* **WHAT YOU NEED TO DO**:
Copy out each line containing "this" from the entries below.

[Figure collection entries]
+++++

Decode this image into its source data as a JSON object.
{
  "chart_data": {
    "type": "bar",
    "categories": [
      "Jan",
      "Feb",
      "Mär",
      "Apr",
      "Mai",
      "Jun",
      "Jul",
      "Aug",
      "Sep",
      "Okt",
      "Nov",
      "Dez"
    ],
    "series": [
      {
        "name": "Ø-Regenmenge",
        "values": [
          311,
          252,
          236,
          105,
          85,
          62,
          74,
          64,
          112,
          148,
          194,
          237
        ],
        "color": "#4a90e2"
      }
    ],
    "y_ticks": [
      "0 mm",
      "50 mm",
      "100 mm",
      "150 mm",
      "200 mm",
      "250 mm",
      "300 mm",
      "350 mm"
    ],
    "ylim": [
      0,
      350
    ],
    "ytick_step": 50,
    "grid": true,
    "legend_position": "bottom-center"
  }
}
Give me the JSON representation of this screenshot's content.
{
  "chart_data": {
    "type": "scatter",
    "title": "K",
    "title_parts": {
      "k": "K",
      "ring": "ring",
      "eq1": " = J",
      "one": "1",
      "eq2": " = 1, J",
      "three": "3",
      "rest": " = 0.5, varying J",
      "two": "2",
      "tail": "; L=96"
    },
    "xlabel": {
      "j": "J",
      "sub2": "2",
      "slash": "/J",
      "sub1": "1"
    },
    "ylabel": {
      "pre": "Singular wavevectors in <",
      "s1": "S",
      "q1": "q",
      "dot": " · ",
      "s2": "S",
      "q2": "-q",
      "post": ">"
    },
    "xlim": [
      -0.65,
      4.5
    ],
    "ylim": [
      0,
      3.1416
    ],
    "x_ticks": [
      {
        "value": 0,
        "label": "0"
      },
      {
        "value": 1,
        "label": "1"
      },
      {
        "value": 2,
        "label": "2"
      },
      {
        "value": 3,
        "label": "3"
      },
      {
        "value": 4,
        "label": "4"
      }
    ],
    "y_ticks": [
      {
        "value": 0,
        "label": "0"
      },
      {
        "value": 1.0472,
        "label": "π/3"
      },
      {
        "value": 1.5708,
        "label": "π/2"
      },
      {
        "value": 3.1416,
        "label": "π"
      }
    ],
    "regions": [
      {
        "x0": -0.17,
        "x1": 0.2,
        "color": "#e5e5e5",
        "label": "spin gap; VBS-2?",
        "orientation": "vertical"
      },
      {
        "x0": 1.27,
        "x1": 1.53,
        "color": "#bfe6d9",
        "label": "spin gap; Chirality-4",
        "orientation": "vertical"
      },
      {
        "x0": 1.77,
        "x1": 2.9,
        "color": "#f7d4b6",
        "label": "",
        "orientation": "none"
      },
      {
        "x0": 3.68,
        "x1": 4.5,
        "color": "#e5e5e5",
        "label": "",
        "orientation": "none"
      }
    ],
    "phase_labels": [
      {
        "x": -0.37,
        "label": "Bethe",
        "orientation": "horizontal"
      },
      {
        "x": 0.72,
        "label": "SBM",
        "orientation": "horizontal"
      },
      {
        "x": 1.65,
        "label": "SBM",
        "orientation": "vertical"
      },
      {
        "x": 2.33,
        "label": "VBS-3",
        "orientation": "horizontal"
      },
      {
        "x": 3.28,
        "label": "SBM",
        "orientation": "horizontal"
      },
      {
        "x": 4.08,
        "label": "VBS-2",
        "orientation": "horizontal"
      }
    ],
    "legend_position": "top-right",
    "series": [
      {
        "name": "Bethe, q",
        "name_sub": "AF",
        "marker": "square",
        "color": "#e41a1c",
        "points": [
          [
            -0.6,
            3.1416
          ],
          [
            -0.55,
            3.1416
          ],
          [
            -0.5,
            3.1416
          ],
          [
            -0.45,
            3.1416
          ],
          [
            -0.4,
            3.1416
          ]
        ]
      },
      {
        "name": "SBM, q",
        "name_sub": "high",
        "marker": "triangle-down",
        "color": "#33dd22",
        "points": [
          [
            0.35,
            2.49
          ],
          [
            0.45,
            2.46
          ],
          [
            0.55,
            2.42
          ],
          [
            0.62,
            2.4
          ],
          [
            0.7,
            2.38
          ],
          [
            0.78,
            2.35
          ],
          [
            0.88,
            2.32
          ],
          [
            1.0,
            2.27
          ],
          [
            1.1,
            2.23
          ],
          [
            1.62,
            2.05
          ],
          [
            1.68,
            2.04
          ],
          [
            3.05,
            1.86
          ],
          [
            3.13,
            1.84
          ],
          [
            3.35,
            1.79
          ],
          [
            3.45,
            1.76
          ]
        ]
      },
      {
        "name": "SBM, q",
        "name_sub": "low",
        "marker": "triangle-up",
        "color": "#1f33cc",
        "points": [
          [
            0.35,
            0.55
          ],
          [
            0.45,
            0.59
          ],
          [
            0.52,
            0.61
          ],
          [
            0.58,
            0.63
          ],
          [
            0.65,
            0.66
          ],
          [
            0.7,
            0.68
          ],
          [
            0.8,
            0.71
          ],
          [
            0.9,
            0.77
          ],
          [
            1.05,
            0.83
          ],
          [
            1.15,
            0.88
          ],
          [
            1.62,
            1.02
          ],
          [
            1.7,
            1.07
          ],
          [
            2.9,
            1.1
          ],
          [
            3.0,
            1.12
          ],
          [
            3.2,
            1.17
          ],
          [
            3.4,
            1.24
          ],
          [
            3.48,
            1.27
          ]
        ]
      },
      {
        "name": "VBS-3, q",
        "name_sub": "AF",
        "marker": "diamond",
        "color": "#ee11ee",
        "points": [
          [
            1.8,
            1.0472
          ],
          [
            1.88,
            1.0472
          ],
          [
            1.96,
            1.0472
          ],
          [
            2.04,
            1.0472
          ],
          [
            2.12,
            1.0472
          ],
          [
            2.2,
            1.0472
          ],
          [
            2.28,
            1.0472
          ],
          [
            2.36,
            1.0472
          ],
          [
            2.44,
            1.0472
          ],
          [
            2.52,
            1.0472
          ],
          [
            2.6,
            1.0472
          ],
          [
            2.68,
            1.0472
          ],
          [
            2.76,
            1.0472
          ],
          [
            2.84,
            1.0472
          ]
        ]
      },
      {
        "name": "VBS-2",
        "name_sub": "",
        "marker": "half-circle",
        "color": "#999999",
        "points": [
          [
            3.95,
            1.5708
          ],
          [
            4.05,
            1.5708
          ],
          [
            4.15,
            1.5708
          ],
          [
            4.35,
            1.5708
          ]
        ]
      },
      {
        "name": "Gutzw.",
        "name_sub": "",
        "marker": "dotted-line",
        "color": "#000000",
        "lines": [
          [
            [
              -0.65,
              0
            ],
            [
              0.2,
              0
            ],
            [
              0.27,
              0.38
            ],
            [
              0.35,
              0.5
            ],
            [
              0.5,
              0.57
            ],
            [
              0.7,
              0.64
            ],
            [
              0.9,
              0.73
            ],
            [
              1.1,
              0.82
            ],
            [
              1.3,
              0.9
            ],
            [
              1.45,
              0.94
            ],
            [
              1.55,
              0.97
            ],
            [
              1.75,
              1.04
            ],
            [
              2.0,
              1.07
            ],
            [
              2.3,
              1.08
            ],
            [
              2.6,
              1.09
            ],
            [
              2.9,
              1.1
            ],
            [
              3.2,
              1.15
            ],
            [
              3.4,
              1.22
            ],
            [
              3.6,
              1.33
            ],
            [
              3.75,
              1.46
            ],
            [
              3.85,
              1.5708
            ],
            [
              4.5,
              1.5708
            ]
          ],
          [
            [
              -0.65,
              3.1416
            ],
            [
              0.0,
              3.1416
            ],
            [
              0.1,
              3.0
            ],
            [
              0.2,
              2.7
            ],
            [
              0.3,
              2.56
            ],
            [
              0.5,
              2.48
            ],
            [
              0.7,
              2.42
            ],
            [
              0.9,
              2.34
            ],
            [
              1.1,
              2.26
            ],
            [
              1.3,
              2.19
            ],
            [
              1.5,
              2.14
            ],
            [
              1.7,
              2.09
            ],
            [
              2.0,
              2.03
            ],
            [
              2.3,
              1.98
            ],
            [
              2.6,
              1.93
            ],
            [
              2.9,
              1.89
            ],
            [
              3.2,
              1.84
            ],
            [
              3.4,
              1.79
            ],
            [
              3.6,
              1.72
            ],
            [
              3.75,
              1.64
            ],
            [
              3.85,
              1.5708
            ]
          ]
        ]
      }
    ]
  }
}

+++++

* **REPLY**:
Decode this image into its source data as a JSON object.
Give me the JSON representation of this screenshot's content.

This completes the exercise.